[Exercise directions]
Find the lines that hold the word "Godkjenn" and return them.

[Given data]
########

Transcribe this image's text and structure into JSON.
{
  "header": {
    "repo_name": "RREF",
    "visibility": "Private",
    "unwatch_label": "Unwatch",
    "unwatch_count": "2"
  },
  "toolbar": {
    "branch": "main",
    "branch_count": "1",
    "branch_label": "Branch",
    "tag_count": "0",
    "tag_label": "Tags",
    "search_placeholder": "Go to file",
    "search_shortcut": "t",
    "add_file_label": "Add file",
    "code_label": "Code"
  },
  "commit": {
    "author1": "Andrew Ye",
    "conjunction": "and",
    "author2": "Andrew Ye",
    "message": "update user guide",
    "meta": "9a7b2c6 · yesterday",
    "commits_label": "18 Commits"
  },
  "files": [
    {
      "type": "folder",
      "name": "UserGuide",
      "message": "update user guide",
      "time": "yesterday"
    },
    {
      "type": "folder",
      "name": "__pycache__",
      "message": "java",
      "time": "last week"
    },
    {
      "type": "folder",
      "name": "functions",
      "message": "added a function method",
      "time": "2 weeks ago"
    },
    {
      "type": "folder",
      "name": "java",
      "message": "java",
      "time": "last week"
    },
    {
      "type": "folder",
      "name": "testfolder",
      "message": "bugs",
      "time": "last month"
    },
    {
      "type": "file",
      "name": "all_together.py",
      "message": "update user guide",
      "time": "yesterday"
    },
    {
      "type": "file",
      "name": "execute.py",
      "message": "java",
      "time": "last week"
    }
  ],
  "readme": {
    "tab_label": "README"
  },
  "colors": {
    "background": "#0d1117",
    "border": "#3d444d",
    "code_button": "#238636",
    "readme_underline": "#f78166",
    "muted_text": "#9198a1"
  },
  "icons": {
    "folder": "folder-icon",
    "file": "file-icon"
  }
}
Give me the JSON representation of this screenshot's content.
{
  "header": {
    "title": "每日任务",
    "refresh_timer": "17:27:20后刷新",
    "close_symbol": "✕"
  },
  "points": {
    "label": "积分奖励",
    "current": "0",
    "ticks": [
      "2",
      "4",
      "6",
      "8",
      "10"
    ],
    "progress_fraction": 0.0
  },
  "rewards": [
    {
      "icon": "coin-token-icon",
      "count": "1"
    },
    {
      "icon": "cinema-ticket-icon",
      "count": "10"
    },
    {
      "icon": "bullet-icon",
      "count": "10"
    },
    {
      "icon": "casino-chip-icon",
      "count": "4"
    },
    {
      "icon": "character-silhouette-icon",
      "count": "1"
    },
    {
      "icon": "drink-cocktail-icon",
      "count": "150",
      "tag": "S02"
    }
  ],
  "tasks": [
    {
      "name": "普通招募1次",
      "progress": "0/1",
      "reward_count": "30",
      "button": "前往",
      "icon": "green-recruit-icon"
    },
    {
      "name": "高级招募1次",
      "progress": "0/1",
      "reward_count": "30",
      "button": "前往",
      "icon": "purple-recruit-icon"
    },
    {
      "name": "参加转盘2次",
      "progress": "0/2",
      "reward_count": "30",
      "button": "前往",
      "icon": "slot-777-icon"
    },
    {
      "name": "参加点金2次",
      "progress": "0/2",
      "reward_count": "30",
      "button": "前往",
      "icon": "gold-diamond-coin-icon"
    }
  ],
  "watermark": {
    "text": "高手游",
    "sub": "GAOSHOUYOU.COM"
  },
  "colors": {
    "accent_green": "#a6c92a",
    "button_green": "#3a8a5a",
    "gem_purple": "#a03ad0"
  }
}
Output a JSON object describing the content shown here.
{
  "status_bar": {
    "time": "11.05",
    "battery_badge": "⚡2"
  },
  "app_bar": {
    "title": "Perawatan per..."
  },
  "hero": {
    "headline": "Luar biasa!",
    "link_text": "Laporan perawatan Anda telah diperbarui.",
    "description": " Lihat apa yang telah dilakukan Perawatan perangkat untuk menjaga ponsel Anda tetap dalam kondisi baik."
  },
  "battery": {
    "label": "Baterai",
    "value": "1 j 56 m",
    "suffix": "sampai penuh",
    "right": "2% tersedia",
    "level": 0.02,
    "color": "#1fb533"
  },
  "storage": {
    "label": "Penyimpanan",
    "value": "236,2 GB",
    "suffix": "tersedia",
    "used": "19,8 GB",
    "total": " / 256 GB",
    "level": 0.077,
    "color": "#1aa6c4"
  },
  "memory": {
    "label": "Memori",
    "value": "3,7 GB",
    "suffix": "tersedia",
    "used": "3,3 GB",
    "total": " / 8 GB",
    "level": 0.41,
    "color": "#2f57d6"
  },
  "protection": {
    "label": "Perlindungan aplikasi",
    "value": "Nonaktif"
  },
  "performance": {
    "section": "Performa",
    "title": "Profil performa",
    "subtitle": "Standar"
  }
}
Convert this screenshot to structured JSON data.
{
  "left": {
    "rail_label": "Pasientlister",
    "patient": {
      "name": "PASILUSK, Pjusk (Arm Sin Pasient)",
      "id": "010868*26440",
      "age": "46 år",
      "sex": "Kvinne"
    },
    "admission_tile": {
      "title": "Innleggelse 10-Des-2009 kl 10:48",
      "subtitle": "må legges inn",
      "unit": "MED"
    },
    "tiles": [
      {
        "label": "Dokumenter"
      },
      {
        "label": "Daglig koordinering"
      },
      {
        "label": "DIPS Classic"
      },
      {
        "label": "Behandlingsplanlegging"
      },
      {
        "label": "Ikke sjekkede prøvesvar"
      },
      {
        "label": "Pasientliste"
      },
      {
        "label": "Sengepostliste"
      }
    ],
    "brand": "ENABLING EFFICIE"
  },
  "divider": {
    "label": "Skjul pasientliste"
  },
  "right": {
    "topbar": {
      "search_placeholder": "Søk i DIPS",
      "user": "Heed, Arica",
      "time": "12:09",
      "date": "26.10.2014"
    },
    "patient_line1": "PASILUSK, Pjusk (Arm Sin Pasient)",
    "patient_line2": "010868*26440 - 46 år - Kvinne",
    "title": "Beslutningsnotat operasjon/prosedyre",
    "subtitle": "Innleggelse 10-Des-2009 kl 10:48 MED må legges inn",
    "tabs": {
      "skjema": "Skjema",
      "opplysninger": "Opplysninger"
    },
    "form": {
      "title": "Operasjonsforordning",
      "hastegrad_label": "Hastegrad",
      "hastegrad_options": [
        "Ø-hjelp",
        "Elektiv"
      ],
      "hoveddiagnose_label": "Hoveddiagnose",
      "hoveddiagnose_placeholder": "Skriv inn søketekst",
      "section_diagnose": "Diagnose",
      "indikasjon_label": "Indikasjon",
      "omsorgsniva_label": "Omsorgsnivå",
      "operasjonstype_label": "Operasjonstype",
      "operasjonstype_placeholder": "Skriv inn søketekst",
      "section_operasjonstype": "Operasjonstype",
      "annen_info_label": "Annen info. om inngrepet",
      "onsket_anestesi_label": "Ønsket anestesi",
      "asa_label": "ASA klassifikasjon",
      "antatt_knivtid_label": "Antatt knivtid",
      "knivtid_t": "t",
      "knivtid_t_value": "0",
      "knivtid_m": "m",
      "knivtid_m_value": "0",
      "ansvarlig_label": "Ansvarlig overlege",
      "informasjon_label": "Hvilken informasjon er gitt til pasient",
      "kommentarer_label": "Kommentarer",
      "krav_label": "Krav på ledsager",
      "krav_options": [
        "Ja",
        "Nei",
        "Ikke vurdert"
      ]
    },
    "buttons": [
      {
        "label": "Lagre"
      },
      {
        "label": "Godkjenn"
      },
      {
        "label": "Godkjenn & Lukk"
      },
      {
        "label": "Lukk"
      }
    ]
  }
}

########

[Task answer]
        "label": "Godkjenn"
        "label": "Godkjenn & Lukk"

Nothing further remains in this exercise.